[SHORT PROBLEM]
Look at the entries below and reproduce them exactly.

[DATA]
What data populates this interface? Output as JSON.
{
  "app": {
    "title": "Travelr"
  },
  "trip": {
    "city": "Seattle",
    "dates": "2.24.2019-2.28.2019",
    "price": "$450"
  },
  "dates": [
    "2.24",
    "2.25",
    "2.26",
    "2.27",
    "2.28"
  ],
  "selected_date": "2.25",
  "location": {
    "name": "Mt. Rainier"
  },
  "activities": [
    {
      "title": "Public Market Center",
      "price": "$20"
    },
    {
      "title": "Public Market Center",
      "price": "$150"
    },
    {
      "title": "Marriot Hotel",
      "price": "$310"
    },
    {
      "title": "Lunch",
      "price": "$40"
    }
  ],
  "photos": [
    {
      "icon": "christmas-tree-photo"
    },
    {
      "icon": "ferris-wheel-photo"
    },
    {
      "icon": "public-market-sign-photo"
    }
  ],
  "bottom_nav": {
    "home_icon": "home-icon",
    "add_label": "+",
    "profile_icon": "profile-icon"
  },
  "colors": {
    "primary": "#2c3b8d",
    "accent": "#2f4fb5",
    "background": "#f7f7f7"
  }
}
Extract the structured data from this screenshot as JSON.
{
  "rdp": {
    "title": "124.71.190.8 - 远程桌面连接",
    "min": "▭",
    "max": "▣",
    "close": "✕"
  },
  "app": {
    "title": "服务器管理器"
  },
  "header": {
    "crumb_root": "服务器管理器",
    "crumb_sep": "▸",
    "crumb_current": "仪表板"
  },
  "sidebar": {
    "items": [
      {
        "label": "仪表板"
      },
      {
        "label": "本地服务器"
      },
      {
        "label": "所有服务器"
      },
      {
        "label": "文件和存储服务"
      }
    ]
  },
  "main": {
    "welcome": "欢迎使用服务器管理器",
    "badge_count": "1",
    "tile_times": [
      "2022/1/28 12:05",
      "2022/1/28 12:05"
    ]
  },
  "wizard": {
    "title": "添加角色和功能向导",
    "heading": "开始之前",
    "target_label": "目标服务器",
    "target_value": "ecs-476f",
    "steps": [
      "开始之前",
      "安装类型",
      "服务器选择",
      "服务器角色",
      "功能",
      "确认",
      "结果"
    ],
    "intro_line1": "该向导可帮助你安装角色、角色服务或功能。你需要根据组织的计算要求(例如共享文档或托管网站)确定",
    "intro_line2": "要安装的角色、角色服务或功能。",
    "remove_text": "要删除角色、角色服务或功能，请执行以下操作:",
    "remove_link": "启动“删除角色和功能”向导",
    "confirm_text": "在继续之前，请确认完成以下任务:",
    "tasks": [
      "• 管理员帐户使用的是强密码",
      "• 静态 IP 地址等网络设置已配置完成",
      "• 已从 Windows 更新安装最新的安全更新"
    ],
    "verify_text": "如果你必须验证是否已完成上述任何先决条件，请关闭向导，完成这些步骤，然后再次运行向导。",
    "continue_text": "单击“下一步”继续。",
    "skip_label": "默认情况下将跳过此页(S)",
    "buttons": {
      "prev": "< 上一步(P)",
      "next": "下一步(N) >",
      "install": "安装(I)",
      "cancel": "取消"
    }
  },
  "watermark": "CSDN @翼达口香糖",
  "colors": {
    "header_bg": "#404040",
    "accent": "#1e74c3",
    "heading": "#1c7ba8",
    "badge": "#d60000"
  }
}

[OUTPUT FOR THIS TASK]
What data populates this interface? Output as JSON.
{
  "app": {
    "title": "Travelr"
  },
  "trip": {
    "city": "Seattle",
    "dates": "2.24.2019-2.28.2019",
    "price": "$450"
  },
  "dates": [
    "2.24",
    "2.25",
    "2.26",
    "2.27",
    "2.28"
  ],
  "selected_date": "2.25",
  "location": {
    "name": "Mt. Rainier"
  },
  "activities": [
    {
      "title": "Public Market Center",
      "price": "$20"
    },
    {
      "title": "Public Market Center",
      "price": "$150"
    },
    {
      "title": "Marriot Hotel",
      "price": "$310"
    },
    {
      "title": "Lunch",
      "price": "$40"
    }
  ],
  "photos": [
    {
      "icon": "christmas-tree-photo"
    },
    {
      "icon": "ferris-wheel-photo"
    },
    {
      "icon": "public-market-sign-photo"
    }
  ],
  "bottom_nav": {
    "home_icon": "home-icon",
    "add_label": "+",
    "profile_icon": "profile-icon"
  },
  "colors": {
    "primary": "#2c3b8d",
    "accent": "#2f4fb5",
    "background": "#f7f7f7"
  }
}
Extract the structured data from this screenshot as JSON.
{
  "rdp": {
    "title": "124.71.190.8 - 远程桌面连接",
    "min": "▭",
    "max": "▣",
    "close": "✕"
  },
  "app": {
    "title": "服务器管理器"
  },
  "header": {
    "crumb_root": "服务器管理器",
    "crumb_sep": "▸",
    "crumb_current": "仪表板"
  },
  "sidebar": {
    "items": [
      {
        "label": "仪表板"
      },
      {
        "label": "本地服务器"
      },
      {
        "label": "所有服务器"
      },
      {
        "label": "文件和存储服务"
      }
    ]
  },
  "main": {
    "welcome": "欢迎使用服务器管理器",
    "badge_count": "1",
    "tile_times": [
      "2022/1/28 12:05",
      "2022/1/28 12:05"
    ]
  },
  "wizard": {
    "title": "添加角色和功能向导",
    "heading": "开始之前",
    "target_label": "目标服务器",
    "target_value": "ecs-476f",
    "steps": [
      "开始之前",
      "安装类型",
      "服务器选择",
      "服务器角色",
      "功能",
      "确认",
      "结果"
    ],
    "intro_line1": "该向导可帮助你安装角色、角色服务或功能。你需要根据组织的计算要求(例如共享文档或托管网站)确定",
    "intro_line2": "要安装的角色、角色服务或功能。",
    "remove_text": "要删除角色、角色服务或功能，请执行以下操作:",
    "remove_link": "启动“删除角色和功能”向导",
    "confirm_text": "在继续之前，请确认完成以下任务:",
    "tasks": [
      "• 管理员帐户使用的是强密码",
      "• 静态 IP 地址等网络设置已配置完成",
      "• 已从 Windows 更新安装最新的安全更新"
    ],
    "verify_text": "如果你必须验证是否已完成上述任何先决条件，请关闭向导，完成这些步骤，然后再次运行向导。",
    "continue_text": "单击“下一步”继续。",
    "skip_label": "默认情况下将跳过此页(S)",
    "buttons": {
      "prev": "< 上一步(P)",
      "next": "下一步(N) >",
      "install": "安装(I)",
      "cancel": "取消"
    }
  },
  "watermark": "CSDN @翼达口香糖",
  "colors": {
    "header_bg": "#404040",
    "accent": "#1e74c3",
    "heading": "#1c7ba8",
    "badge": "#d60000"
  }
}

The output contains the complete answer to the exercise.